***** Records for the task

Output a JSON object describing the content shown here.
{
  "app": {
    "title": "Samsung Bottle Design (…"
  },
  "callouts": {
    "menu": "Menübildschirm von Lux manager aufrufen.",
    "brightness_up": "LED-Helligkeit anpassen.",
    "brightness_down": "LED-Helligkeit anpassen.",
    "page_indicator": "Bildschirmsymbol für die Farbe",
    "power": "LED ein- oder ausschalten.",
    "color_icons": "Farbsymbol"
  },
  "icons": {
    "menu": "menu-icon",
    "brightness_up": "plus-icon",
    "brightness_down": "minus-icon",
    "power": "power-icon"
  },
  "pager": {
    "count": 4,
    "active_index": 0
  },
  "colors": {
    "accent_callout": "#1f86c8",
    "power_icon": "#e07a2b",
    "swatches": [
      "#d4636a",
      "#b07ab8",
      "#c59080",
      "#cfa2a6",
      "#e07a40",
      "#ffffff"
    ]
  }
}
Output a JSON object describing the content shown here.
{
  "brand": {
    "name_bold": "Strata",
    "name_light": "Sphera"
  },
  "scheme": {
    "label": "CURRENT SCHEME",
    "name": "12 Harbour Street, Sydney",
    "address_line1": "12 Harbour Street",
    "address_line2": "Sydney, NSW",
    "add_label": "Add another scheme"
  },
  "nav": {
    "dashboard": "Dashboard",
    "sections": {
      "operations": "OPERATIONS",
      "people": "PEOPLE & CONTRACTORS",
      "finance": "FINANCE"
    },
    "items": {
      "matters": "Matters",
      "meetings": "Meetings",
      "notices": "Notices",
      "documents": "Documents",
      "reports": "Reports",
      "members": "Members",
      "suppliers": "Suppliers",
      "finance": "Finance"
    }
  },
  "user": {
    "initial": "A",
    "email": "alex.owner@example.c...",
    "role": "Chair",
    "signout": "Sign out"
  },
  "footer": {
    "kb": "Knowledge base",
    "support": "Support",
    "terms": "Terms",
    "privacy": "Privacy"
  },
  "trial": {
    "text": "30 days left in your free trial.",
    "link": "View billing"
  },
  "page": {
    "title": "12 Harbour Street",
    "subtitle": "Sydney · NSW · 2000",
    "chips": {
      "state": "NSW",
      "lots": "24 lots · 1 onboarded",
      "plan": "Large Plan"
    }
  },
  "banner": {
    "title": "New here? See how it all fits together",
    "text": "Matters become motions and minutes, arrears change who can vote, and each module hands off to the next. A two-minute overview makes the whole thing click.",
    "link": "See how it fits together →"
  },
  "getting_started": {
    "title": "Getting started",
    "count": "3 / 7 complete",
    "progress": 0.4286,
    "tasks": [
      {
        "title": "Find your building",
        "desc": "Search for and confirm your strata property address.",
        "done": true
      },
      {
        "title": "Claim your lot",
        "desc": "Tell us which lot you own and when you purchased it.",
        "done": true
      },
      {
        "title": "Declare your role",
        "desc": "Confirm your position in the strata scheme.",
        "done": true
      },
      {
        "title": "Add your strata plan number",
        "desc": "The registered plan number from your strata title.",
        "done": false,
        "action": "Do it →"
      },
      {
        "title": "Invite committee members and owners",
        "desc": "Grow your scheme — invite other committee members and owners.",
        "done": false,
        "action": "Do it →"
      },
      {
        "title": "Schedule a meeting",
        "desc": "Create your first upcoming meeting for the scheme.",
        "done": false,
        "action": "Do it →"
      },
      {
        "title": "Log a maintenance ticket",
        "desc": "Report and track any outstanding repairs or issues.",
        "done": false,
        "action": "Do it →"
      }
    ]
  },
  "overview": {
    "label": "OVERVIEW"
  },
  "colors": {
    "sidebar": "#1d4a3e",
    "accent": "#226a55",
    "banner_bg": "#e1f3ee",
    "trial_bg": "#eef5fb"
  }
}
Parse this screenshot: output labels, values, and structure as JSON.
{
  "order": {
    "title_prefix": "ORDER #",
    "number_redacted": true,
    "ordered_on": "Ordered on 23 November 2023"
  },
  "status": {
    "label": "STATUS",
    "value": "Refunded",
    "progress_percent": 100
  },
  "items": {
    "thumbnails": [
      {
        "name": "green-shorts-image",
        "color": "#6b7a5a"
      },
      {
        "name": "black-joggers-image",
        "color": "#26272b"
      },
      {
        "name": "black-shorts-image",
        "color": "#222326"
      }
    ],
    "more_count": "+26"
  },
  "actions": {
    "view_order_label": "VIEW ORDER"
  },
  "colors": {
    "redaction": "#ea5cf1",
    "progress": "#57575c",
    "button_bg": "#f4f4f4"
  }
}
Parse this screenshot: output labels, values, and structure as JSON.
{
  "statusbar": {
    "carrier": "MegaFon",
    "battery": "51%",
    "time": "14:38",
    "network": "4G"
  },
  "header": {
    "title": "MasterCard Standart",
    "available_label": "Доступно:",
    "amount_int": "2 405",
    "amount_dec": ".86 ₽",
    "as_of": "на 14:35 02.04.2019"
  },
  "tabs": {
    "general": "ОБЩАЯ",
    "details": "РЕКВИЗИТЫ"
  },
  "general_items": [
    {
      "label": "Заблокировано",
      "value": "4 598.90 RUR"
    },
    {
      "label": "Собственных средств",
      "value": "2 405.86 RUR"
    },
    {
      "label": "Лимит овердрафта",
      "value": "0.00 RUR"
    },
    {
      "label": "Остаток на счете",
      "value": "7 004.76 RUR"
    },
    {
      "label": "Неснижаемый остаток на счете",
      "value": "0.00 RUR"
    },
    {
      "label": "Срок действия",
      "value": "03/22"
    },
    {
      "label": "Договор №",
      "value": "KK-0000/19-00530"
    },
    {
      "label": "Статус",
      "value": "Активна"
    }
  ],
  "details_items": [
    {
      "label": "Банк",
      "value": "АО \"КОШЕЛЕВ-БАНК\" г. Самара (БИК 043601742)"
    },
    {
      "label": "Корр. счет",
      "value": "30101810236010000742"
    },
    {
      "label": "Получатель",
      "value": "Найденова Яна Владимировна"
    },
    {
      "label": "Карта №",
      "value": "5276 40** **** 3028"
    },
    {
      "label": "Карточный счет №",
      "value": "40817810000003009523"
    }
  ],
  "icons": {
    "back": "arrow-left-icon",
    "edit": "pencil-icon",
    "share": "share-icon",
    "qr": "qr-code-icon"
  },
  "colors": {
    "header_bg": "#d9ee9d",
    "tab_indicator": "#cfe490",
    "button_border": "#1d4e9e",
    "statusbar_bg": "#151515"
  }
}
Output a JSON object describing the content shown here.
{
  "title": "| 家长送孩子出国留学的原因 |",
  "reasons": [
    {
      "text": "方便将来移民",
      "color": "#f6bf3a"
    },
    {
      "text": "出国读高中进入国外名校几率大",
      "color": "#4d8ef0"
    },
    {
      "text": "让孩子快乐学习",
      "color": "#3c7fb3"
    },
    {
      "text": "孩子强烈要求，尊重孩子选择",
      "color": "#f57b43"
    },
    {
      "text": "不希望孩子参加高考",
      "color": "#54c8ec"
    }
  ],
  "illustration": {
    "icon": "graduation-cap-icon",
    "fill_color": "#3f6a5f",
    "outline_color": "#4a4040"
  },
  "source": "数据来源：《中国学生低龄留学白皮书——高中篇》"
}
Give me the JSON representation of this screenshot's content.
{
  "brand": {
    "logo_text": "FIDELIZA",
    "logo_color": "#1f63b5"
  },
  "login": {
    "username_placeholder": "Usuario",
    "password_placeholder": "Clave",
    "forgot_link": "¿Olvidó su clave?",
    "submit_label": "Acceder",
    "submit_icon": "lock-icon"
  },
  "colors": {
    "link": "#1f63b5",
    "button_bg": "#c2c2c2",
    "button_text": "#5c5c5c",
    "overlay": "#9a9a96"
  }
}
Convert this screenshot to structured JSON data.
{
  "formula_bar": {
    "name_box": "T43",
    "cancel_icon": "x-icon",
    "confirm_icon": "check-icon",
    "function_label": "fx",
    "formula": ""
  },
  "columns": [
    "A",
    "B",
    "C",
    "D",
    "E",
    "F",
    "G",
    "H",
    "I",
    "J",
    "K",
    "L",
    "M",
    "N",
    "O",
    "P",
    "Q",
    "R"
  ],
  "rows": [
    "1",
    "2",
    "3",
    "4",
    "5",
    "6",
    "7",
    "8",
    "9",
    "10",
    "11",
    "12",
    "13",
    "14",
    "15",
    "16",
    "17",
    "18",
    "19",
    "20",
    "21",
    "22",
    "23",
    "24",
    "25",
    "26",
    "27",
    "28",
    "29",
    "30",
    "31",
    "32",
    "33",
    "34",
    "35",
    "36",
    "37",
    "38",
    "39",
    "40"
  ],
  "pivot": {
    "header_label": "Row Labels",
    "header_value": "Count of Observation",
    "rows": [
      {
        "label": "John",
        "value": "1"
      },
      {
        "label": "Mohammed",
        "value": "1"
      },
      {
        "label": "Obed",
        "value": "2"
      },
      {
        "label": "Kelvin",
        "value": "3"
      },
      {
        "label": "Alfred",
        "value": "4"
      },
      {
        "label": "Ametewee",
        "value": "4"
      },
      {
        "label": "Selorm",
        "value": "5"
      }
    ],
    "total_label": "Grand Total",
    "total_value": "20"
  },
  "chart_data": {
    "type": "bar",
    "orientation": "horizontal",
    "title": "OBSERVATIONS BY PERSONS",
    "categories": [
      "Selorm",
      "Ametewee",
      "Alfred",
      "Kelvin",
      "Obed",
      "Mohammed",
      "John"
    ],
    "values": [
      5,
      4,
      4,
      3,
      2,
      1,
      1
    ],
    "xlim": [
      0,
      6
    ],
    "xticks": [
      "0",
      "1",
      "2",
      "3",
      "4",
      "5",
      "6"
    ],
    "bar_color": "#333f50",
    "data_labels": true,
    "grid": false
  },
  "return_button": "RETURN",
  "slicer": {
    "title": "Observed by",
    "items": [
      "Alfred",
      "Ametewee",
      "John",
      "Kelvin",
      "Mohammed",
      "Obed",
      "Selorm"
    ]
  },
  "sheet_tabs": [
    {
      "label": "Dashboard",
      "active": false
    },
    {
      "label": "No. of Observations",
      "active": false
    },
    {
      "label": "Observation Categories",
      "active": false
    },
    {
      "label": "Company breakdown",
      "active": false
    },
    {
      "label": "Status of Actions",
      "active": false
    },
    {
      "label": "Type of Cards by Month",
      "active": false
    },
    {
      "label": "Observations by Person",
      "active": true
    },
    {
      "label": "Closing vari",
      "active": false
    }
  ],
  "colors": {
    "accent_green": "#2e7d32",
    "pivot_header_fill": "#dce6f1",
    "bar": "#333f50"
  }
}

**********

→ **Written task**
Copy every line of the material in which the word "plan" occurs.

→ **The result**
      "plan": "Large Plan"
        "title": "Add your strata plan number",
        "desc": "The registered plan number from your strata title.",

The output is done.